[Extracted data entries]
===============
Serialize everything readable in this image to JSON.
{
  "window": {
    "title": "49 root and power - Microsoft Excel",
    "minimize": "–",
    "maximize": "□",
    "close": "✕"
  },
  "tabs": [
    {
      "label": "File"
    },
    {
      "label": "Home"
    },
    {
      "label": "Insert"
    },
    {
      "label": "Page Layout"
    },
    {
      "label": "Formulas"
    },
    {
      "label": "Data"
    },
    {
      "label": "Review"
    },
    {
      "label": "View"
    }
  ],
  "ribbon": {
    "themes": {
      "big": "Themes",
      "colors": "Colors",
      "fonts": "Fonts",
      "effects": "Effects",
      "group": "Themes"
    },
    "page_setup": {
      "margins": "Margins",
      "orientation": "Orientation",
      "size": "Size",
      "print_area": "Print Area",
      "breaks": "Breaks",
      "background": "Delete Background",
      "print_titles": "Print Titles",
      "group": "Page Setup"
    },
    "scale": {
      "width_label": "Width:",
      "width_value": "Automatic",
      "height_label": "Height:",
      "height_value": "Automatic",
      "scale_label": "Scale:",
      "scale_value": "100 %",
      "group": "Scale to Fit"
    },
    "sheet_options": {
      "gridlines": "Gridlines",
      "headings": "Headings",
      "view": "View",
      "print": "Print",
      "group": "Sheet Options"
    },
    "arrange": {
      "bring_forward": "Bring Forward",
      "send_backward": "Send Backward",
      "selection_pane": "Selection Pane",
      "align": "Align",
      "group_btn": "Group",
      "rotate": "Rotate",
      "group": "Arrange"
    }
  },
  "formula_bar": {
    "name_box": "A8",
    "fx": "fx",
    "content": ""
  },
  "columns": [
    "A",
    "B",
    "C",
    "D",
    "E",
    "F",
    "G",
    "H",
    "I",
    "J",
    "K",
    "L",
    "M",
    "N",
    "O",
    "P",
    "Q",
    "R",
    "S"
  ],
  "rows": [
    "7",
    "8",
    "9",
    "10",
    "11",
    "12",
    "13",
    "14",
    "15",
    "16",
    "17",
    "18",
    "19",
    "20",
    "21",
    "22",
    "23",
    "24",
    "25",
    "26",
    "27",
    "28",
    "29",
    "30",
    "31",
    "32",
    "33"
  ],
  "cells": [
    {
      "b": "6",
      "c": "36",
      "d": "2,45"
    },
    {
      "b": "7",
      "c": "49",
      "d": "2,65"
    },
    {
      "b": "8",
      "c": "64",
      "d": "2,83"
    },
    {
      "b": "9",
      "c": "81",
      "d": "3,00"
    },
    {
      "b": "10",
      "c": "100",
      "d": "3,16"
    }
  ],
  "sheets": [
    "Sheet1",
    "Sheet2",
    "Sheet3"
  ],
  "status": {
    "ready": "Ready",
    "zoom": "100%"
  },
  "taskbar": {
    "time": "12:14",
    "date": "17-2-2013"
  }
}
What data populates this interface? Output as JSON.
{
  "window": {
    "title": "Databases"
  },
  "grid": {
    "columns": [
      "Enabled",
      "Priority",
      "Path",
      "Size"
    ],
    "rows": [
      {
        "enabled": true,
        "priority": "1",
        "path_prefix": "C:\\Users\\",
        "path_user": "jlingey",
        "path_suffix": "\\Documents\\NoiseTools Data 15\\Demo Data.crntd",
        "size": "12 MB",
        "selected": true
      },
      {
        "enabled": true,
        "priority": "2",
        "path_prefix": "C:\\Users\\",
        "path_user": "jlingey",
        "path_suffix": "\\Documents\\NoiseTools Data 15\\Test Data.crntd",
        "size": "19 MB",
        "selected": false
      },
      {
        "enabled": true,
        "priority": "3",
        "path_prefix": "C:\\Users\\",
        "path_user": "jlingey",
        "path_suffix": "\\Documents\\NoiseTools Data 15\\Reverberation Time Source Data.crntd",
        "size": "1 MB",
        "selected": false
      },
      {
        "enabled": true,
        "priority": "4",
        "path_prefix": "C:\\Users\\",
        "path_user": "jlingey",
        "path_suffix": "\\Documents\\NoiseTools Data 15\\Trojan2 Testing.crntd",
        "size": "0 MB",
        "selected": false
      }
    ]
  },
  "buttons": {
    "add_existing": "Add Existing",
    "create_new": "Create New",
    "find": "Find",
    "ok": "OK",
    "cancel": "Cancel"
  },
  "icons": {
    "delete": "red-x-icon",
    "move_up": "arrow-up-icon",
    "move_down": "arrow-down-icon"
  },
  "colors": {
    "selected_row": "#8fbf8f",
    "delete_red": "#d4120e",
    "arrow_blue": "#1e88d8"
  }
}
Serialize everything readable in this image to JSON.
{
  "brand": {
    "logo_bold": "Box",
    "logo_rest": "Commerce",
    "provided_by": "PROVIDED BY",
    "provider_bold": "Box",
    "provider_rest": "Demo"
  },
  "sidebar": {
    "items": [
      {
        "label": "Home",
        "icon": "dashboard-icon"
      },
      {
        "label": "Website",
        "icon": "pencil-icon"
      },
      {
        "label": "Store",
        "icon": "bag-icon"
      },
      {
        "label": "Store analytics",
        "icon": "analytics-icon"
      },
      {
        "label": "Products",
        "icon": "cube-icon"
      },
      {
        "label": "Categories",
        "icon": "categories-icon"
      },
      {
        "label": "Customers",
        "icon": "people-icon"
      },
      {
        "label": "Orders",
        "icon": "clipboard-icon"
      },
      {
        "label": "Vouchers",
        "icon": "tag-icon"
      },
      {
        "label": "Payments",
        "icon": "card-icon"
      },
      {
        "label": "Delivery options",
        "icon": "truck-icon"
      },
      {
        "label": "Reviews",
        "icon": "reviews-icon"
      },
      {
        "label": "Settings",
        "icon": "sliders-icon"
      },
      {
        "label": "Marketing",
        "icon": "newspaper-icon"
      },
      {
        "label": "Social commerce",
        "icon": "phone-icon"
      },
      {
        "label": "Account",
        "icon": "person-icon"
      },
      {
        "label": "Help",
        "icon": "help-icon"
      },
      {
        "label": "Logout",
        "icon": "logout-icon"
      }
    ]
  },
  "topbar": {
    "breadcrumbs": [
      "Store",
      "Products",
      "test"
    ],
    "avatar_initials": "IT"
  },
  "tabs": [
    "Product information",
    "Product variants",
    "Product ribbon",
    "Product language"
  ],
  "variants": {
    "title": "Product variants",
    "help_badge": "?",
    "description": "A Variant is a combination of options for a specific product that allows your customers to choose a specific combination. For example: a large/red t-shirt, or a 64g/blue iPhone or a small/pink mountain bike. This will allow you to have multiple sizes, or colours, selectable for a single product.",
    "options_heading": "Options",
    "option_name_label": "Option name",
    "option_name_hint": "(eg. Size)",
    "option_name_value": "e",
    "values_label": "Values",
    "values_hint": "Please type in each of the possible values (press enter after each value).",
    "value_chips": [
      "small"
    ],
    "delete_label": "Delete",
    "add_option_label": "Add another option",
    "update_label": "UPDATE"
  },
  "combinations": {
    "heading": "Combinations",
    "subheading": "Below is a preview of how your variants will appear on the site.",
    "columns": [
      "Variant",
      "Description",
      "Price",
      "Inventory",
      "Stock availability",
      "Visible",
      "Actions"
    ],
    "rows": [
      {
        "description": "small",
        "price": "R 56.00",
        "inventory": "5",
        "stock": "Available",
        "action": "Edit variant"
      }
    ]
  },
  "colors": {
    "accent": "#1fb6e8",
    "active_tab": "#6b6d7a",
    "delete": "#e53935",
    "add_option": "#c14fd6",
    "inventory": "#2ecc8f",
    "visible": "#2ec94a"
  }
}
===============
### WHAT IS EXPECTED:
What is the number of lines in the records above that include the word "Store"? Reply with that number and nothing more.

### RESULT FOR THIS TASK:
3